Instructions for the task: Copy every entry exactly as it stands, though any image it holds should stay out of the copy.

[Start of Attachment]

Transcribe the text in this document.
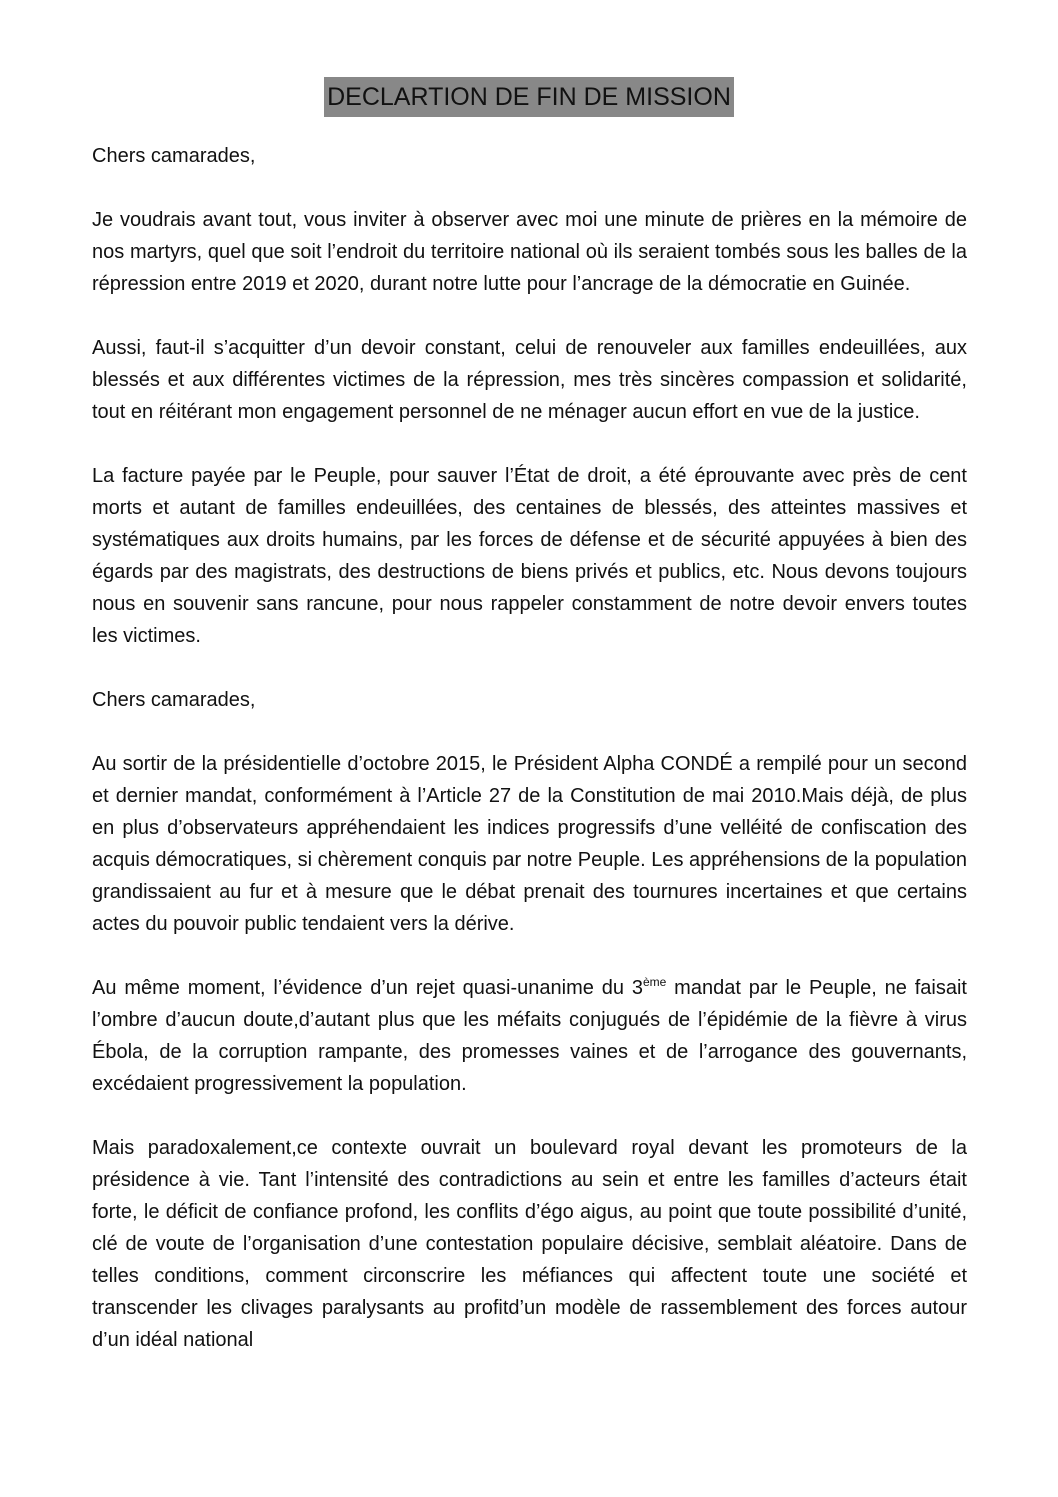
DECLARTION DE FIN DE MISSION

Chers camarades,

Je voudrais avant tout, vous inviter à observer avec moi une minute de prières en la mémoire de nos martyrs, quel que soit l’endroit du territoire national où ils seraient tombés sous les balles de la répression entre 2019 et 2020, durant notre lutte pour l’ancrage de la démocratie en Guinée.

Aussi, faut-il s’acquitter d’un devoir constant, celui de renouveler aux familles endeuillées, aux blessés et aux différentes victimes de la répression, mes très sincères compassion et solidarité, tout en réitérant mon engagement personnel de ne ménager aucun effort en vue de la justice.

La facture payée par le Peuple, pour sauver l’État de droit, a été éprouvante avec près de cent morts et autant de familles endeuillées, des centaines de blessés, des atteintes massives et systématiques aux droits humains, par les forces de défense et de sécurité appuyées à bien des égards par des magistrats, des destructions de biens privés et publics, etc. Nous devons toujours nous en souvenir sans rancune, pour nous rappeler constamment de notre devoir envers toutes les victimes.

Chers camarades,

Au sortir de la présidentielle d’octobre 2015, le Président Alpha CONDÉ a rempilé pour un second et dernier mandat, conformément à l’Article 27 de la Constitution de mai 2010.Mais déjà, de plus en plus d’observateurs appréhendaient les indices progressifs d’une velléité de confiscation des acquis démocratiques, si chèrement conquis par notre Peuple. Les appréhensions de la population grandissaient au fur et à mesure que le débat prenait des tournures incertaines et que certains actes du pouvoir public tendaient vers la dérive.

Au même moment, l’évidence d’un rejet quasi-unanime du 3ème mandat par le Peuple, ne faisait l’ombre d’aucun doute,d’autant plus que les méfaits conjugués de l’épidémie de la fièvre à virus Ébola, de la corruption rampante, des promesses vaines et de l’arrogance des gouvernants, excédaient progressivement la population.

Mais paradoxalement,ce contexte ouvrait un boulevard royal devant les promoteurs de la présidence à vie. Tant l’intensité des contradictions au sein et entre les familles d’acteurs était forte, le déficit de confiance profond, les conflits d’égo aigus, au point que toute possibilité d’unité, clé de voute de l’organisation d’une contestation populaire décisive, semblait aléatoire. Dans de telles conditions, comment circonscrire les méfiances qui affectent toute une société et transcender les clivages paralysants au profitd’un modèle de rassemblement des forces autour d’un idéal national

[End of Attachment]

The answer:
Transcribe the text in this document.
DECLARTION DE FIN DE MISSION

Chers camarades,

Je voudrais avant tout, vous inviter à observer avec moi une minute de prières en la mémoire de nos martyrs, quel que soit l’endroit du territoire national où ils seraient tombés sous les balles de la répression entre 2019 et 2020, durant notre lutte pour l’ancrage de la démocratie en Guinée.

Aussi, faut-il s’acquitter d’un devoir constant, celui de renouveler aux familles endeuillées, aux blessés et aux différentes victimes de la répression, mes très sincères compassion et solidarité, tout en réitérant mon engagement personnel de ne ménager aucun effort en vue de la justice.

La facture payée par le Peuple, pour sauver l’État de droit, a été éprouvante avec près de cent morts et autant de familles endeuillées, des centaines de blessés, des atteintes massives et systématiques aux droits humains, par les forces de défense et de sécurité appuyées à bien des égards par des magistrats, des destructions de biens privés et publics, etc. Nous devons toujours nous en souvenir sans rancune, pour nous rappeler constamment de notre devoir envers toutes les victimes.

Chers camarades,

Au sortir de la présidentielle d’octobre 2015, le Président Alpha CONDÉ a rempilé pour un second et dernier mandat, conformément à l’Article 27 de la Constitution de mai 2010.Mais déjà, de plus en plus d’observateurs appréhendaient les indices progressifs d’une velléité de confiscation des acquis démocratiques, si chèrement conquis par notre Peuple. Les appréhensions de la population grandissaient au fur et à mesure que le débat prenait des tournures incertaines et que certains actes du pouvoir public tendaient vers la dérive.

Au même moment, l’évidence d’un rejet quasi-unanime du 3ème mandat par le Peuple, ne faisait l’ombre d’aucun doute,d’autant plus que les méfaits conjugués de l’épidémie de la fièvre à virus Ébola, de la corruption rampante, des promesses vaines et de l’arrogance des gouvernants, excédaient progressivement la population.

Mais paradoxalement,ce contexte ouvrait un boulevard royal devant les promoteurs de la présidence à vie. Tant l’intensité des contradictions au sein et entre les familles d’acteurs était forte, le déficit de confiance profond, les conflits d’égo aigus, au point que toute possibilité d’unité, clé de voute de l’organisation d’une contestation populaire décisive, semblait aléatoire. Dans de telles conditions, comment circonscrire les méfiances qui affectent toute une société et transcender les clivages paralysants au profitd’un modèle de rassemblement des forces autour d’un idéal national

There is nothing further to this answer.